WORK REQUIRED
Copy the records below, changing every "jar-file-icon" to "archive-icon" and leaving everything else unchanged.

RECORDS TO USE
........

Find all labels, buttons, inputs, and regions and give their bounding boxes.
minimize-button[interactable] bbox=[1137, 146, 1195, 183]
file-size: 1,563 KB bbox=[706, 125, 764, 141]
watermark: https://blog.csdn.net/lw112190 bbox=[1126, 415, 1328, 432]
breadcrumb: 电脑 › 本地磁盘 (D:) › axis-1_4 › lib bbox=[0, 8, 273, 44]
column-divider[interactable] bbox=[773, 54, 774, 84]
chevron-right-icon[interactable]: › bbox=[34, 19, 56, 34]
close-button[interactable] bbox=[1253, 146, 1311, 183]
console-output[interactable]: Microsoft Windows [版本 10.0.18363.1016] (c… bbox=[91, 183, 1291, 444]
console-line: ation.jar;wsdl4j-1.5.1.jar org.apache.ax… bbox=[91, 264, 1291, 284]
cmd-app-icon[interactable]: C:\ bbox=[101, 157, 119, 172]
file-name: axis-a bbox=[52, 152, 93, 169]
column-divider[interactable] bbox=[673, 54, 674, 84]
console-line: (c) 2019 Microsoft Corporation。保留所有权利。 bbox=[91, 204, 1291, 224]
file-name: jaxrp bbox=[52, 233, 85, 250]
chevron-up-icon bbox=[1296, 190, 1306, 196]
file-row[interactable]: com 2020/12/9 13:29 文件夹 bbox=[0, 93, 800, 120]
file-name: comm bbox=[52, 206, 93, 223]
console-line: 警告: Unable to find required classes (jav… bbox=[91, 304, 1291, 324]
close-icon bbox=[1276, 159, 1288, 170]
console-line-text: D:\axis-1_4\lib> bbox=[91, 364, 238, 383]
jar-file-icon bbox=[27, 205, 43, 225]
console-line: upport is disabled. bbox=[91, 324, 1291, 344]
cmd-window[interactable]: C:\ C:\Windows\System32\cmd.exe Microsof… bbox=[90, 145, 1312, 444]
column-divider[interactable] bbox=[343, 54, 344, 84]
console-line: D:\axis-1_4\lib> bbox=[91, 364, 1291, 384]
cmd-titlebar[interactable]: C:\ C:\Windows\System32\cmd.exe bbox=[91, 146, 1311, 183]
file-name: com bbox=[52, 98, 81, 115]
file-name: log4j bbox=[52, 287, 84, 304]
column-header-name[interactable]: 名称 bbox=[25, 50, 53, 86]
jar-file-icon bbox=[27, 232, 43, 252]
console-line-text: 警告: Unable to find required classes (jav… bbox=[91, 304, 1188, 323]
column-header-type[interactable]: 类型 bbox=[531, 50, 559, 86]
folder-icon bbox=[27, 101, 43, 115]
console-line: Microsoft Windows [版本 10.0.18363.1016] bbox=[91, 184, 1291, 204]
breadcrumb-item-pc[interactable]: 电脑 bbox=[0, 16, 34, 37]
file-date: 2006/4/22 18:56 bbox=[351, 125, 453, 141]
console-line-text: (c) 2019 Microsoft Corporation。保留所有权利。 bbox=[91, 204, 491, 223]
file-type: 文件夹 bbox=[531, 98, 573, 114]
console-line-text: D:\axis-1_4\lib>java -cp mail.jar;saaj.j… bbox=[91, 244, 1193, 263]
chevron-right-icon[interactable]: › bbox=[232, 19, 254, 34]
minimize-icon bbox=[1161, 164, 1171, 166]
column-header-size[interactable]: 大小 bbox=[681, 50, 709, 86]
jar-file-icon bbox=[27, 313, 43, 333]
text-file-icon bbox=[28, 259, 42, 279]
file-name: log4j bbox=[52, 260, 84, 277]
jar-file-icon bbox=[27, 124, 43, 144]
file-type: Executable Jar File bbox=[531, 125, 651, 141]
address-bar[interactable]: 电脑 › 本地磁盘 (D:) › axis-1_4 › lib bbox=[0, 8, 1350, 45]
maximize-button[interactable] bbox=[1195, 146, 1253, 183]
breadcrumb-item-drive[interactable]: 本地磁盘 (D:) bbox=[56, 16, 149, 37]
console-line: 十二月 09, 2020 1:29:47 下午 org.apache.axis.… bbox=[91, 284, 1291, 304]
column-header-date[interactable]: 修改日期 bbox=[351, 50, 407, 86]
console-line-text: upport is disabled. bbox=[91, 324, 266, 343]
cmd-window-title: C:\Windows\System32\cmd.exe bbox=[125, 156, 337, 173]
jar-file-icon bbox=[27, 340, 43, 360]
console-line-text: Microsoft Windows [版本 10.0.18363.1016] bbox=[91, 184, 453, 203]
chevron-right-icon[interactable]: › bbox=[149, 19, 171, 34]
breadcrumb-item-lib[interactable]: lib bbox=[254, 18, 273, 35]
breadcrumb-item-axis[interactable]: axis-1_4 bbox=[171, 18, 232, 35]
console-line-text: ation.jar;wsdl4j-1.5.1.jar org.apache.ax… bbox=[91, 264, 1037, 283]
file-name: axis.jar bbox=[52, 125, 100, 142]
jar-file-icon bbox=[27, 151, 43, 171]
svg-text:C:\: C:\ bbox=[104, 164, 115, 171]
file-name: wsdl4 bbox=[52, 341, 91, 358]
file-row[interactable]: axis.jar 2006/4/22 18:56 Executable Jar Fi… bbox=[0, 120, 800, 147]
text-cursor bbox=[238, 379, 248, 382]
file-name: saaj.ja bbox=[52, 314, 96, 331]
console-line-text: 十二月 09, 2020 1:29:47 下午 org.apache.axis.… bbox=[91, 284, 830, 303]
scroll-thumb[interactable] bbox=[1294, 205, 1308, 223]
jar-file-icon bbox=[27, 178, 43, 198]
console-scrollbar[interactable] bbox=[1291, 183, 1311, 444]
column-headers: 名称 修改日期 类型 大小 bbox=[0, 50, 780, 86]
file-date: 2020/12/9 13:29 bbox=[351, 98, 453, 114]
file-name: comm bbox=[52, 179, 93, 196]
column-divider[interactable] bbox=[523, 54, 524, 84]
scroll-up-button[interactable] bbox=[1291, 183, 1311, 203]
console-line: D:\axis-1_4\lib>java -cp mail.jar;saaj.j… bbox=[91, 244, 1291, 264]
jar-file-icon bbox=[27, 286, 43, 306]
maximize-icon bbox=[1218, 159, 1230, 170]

........

ANSWER TO THE PROBLEM
Find all labels, buttons, inputs, and regions and give their bounding boxes.
minimize-button[interactable] bbox=[1137, 146, 1195, 183]
file-size: 1,563 KB bbox=[706, 125, 764, 141]
watermark: https://blog.csdn.net/lw112190 bbox=[1126, 415, 1328, 432]
breadcrumb: 电脑 › 本地磁盘 (D:) › axis-1_4 › lib bbox=[0, 8, 273, 44]
column-divider[interactable] bbox=[773, 54, 774, 84]
chevron-right-icon[interactable]: › bbox=[34, 19, 56, 34]
close-button[interactable] bbox=[1253, 146, 1311, 183]
console-output[interactable]: Microsoft Windows [版本 10.0.18363.1016] (c… bbox=[91, 183, 1291, 444]
console-line: ation.jar;wsdl4j-1.5.1.jar org.apache.ax… bbox=[91, 264, 1291, 284]
cmd-app-icon[interactable]: C:\ bbox=[101, 157, 119, 172]
file-name: axis-a bbox=[52, 152, 93, 169]
column-divider[interactable] bbox=[673, 54, 674, 84]
console-line: (c) 2019 Microsoft Corporation。保留所有权利。 bbox=[91, 204, 1291, 224]
file-name: jaxrp bbox=[52, 233, 85, 250]
chevron-up-icon bbox=[1296, 190, 1306, 196]
file-row[interactable]: com 2020/12/9 13:29 文件夹 bbox=[0, 93, 800, 120]
file-name: comm bbox=[52, 206, 93, 223]
console-line: 警告: Unable to find required classes (jav… bbox=[91, 304, 1291, 324]
close-icon bbox=[1276, 159, 1288, 170]
console-line-text: D:\axis-1_4\lib> bbox=[91, 364, 238, 383]
archive-icon bbox=[27, 205, 43, 225]
console-line: upport is disabled. bbox=[91, 324, 1291, 344]
cmd-window[interactable]: C:\ C:\Windows\System32\cmd.exe Microsof… bbox=[90, 145, 1312, 444]
column-divider[interactable] bbox=[343, 54, 344, 84]
console-line: D:\axis-1_4\lib> bbox=[91, 364, 1291, 384]
cmd-titlebar[interactable]: C:\ C:\Windows\System32\cmd.exe bbox=[91, 146, 1311, 183]
file-name: com bbox=[52, 98, 81, 115]
file-name: log4j bbox=[52, 287, 84, 304]
column-header-name[interactable]: 名称 bbox=[25, 50, 53, 86]
archive-icon bbox=[27, 232, 43, 252]
console-line-text: 警告: Unable to find required classes (jav… bbox=[91, 304, 1188, 323]
column-header-type[interactable]: 类型 bbox=[531, 50, 559, 86]
folder-icon bbox=[27, 101, 43, 115]
console-line: Microsoft Windows [版本 10.0.18363.1016] bbox=[91, 184, 1291, 204]
breadcrumb-item-pc[interactable]: 电脑 bbox=[0, 16, 34, 37]
file-date: 2006/4/22 18:56 bbox=[351, 125, 453, 141]
console-line-text: (c) 2019 Microsoft Corporation。保留所有权利。 bbox=[91, 204, 491, 223]
file-type: 文件夹 bbox=[531, 98, 573, 114]
console-line-text: D:\axis-1_4\lib>java -cp mail.jar;saaj.j… bbox=[91, 244, 1193, 263]
chevron-right-icon[interactable]: › bbox=[232, 19, 254, 34]
minimize-icon bbox=[1161, 164, 1171, 166]
column-header-size[interactable]: 大小 bbox=[681, 50, 709, 86]
archive-icon bbox=[27, 313, 43, 333]
text-file-icon bbox=[28, 259, 42, 279]
file-name: log4j bbox=[52, 260, 84, 277]
archive-icon bbox=[27, 124, 43, 144]
file-type: Executable Jar File bbox=[531, 125, 651, 141]
address-bar[interactable]: 电脑 › 本地磁盘 (D:) › axis-1_4 › lib bbox=[0, 8, 1350, 45]
maximize-button[interactable] bbox=[1195, 146, 1253, 183]
breadcrumb-item-drive[interactable]: 本地磁盘 (D:) bbox=[56, 16, 149, 37]
console-line: 十二月 09, 2020 1:29:47 下午 org.apache.axis.… bbox=[91, 284, 1291, 304]
column-header-date[interactable]: 修改日期 bbox=[351, 50, 407, 86]
console-line-text: upport is disabled. bbox=[91, 324, 266, 343]
cmd-window-title: C:\Windows\System32\cmd.exe bbox=[125, 156, 337, 173]
archive-icon bbox=[27, 340, 43, 360]
console-line-text: Microsoft Windows [版本 10.0.18363.1016] bbox=[91, 184, 453, 203]
chevron-right-icon[interactable]: › bbox=[149, 19, 171, 34]
breadcrumb-item-lib[interactable]: lib bbox=[254, 18, 273, 35]
breadcrumb-item-axis[interactable]: axis-1_4 bbox=[171, 18, 232, 35]
console-line-text: ation.jar;wsdl4j-1.5.1.jar org.apache.ax… bbox=[91, 264, 1037, 283]
file-name: axis.jar bbox=[52, 125, 100, 142]
archive-icon bbox=[27, 151, 43, 171]
svg-text:C:\: C:\ bbox=[104, 164, 115, 171]
file-name: wsdl4 bbox=[52, 341, 91, 358]
file-row[interactable]: axis.jar 2006/4/22 18:56 Executable Jar Fi… bbox=[0, 120, 800, 147]
text-cursor bbox=[238, 379, 248, 382]
file-name: saaj.ja bbox=[52, 314, 96, 331]
console-line-text: 十二月 09, 2020 1:29:47 下午 org.apache.axis.… bbox=[91, 284, 830, 303]
scroll-thumb[interactable] bbox=[1294, 205, 1308, 223]
archive-icon bbox=[27, 178, 43, 198]
console-scrollbar[interactable] bbox=[1291, 183, 1311, 444]
column-headers: 名称 修改日期 类型 大小 bbox=[0, 50, 780, 86]
file-date: 2020/12/9 13:29 bbox=[351, 98, 453, 114]
file-name: comm bbox=[52, 179, 93, 196]
column-divider[interactable] bbox=[523, 54, 524, 84]
scroll-up-button[interactable] bbox=[1291, 183, 1311, 203]
console-line: D:\axis-1_4\lib>java -cp mail.jar;saaj.j… bbox=[91, 244, 1291, 264]
archive-icon bbox=[27, 286, 43, 306]
maximize-icon bbox=[1218, 159, 1230, 170]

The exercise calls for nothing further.